*Short exercise:* Take every line where the string "заданной" appears and copy it.

*Excerpted records:*
----------------------------------------

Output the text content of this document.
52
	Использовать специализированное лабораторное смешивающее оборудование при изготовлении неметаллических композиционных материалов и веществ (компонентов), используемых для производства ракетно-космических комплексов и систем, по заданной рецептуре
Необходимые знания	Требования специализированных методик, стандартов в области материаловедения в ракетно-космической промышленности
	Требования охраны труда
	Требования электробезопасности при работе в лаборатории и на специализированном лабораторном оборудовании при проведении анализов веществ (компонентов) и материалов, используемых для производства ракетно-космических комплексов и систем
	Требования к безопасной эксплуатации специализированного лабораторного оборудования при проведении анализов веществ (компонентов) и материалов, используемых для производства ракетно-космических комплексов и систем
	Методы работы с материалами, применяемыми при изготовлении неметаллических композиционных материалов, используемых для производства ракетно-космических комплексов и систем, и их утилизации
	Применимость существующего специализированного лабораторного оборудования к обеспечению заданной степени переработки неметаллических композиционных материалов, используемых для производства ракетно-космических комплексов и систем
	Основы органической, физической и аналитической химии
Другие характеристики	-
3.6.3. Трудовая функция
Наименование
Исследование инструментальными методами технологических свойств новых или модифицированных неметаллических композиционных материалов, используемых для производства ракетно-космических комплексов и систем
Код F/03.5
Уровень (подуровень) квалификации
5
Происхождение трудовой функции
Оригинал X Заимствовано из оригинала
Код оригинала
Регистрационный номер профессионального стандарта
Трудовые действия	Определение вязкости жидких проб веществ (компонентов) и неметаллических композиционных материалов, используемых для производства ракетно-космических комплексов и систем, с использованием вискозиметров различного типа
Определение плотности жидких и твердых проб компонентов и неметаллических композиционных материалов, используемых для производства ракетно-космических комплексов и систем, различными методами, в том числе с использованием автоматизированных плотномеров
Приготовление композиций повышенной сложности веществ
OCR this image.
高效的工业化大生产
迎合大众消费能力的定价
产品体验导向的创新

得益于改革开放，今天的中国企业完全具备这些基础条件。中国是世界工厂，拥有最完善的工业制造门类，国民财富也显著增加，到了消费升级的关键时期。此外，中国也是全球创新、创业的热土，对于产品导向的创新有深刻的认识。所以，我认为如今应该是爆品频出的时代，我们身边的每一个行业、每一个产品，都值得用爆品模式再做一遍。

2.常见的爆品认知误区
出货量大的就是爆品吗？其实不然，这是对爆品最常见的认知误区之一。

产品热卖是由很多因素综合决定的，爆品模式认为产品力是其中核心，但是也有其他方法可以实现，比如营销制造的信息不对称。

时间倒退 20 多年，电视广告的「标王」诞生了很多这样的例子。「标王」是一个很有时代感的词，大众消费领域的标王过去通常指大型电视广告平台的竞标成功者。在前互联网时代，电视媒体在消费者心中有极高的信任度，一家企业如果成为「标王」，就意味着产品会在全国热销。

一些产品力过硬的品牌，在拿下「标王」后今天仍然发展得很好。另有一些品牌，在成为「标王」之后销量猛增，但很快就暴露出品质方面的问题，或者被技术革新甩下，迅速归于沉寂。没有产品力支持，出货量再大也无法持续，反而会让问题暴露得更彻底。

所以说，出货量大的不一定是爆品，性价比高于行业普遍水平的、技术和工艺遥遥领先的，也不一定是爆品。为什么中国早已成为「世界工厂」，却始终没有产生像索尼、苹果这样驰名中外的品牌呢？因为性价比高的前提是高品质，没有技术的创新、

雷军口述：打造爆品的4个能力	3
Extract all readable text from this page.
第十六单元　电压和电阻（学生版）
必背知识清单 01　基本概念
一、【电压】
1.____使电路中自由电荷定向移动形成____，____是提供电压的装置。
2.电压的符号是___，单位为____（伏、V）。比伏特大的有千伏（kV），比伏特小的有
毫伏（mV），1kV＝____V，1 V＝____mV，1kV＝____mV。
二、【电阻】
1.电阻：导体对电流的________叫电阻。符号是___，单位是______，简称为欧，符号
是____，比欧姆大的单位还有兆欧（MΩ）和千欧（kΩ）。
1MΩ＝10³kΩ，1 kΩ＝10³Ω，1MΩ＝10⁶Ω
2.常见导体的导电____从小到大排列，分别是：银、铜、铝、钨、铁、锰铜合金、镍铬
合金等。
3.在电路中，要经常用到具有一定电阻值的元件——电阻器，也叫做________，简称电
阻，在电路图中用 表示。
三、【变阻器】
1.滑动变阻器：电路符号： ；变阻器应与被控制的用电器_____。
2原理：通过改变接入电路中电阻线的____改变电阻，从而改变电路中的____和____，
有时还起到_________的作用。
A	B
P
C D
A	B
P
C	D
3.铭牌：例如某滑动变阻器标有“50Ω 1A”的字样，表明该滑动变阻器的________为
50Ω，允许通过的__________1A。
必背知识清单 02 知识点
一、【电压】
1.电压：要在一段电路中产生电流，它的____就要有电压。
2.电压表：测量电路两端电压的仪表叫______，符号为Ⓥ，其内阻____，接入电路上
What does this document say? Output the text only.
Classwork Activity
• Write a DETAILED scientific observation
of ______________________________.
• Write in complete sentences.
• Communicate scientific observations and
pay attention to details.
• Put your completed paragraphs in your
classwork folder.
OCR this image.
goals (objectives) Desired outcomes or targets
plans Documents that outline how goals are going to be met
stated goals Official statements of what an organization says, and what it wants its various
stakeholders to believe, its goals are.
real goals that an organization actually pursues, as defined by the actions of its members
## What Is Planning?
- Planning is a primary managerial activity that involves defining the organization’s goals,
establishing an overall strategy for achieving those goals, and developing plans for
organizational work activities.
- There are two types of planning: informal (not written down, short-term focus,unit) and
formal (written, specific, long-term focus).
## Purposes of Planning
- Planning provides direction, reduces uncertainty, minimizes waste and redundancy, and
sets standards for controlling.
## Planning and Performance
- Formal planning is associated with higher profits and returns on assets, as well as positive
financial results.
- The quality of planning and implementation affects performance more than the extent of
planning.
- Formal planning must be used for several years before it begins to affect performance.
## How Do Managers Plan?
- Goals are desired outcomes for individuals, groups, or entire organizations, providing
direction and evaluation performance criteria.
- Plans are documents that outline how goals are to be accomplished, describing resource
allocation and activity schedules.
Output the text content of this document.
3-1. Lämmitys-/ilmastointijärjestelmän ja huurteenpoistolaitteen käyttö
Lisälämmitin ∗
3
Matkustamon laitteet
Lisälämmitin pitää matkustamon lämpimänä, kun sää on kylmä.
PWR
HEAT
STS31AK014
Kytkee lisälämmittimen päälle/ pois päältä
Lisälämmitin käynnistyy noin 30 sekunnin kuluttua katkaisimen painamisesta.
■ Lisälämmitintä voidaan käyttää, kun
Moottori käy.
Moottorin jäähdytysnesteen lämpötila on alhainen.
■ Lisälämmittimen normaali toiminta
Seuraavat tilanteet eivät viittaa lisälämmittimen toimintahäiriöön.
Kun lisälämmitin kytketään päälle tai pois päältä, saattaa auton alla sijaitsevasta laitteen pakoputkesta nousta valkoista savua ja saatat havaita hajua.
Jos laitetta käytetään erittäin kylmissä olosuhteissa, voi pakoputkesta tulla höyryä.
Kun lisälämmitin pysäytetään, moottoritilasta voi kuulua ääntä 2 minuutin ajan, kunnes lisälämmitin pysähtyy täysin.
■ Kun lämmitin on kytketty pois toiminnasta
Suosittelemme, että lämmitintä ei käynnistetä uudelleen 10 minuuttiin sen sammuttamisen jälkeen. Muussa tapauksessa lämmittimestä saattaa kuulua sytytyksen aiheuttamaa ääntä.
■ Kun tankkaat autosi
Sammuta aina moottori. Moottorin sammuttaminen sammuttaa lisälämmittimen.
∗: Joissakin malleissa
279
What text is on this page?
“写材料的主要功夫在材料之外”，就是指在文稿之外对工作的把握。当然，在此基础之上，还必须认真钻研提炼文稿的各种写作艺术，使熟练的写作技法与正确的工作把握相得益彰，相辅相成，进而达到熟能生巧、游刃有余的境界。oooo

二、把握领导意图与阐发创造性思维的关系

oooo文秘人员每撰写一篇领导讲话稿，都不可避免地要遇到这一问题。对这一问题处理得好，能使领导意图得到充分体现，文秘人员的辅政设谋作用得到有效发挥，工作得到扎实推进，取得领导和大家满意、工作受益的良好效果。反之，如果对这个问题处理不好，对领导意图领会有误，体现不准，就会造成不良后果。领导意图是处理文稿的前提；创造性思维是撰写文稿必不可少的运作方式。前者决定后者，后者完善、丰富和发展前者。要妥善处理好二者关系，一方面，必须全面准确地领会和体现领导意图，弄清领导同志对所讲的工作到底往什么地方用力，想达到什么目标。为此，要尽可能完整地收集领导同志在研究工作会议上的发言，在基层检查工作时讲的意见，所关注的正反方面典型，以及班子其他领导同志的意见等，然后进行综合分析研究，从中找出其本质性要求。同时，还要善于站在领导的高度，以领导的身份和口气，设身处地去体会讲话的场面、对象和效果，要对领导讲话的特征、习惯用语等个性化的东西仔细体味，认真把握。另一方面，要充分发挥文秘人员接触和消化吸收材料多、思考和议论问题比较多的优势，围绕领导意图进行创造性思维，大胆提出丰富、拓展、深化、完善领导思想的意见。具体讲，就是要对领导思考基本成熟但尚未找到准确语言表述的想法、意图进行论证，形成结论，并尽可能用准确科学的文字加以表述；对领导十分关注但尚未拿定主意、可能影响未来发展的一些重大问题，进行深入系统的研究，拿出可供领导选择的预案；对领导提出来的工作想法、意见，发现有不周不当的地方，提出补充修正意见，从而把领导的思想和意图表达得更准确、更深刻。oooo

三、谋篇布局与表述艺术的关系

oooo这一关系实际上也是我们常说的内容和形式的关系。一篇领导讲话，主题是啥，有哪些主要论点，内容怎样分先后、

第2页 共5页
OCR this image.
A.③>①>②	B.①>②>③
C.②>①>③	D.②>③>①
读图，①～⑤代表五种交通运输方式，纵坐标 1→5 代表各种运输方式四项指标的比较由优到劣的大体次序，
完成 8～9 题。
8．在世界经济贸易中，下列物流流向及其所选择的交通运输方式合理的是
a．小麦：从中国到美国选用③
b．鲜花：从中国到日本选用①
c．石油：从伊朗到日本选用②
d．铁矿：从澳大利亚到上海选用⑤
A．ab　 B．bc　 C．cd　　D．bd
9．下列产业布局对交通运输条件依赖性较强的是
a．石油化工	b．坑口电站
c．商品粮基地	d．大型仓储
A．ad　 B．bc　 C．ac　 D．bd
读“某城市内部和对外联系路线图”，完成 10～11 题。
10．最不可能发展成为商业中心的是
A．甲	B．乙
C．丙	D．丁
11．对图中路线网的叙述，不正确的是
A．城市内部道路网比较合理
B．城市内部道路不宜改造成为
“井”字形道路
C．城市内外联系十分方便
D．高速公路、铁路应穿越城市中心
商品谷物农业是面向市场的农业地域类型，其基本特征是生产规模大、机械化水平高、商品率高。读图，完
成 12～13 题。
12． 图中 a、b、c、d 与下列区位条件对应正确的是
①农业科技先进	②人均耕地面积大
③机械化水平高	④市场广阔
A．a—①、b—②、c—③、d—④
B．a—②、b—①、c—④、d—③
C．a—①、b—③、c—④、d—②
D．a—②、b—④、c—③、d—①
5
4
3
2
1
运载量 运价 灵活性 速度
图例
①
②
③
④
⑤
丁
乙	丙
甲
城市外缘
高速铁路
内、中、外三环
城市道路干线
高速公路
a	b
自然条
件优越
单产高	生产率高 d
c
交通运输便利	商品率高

----------------------------------------

*Written response:*
	Использовать специализированное лабораторное смешивающее оборудование при изготовлении неметаллических композиционных материалов и веществ (компонентов), используемых для производства ракетно-космических комплексов и систем, по заданной рецептуре
	Применимость существующего специализированного лабораторного оборудования к обеспечению заданной степени переработки неметаллических композиционных материалов, используемых для производства ракетно-космических комплексов и систем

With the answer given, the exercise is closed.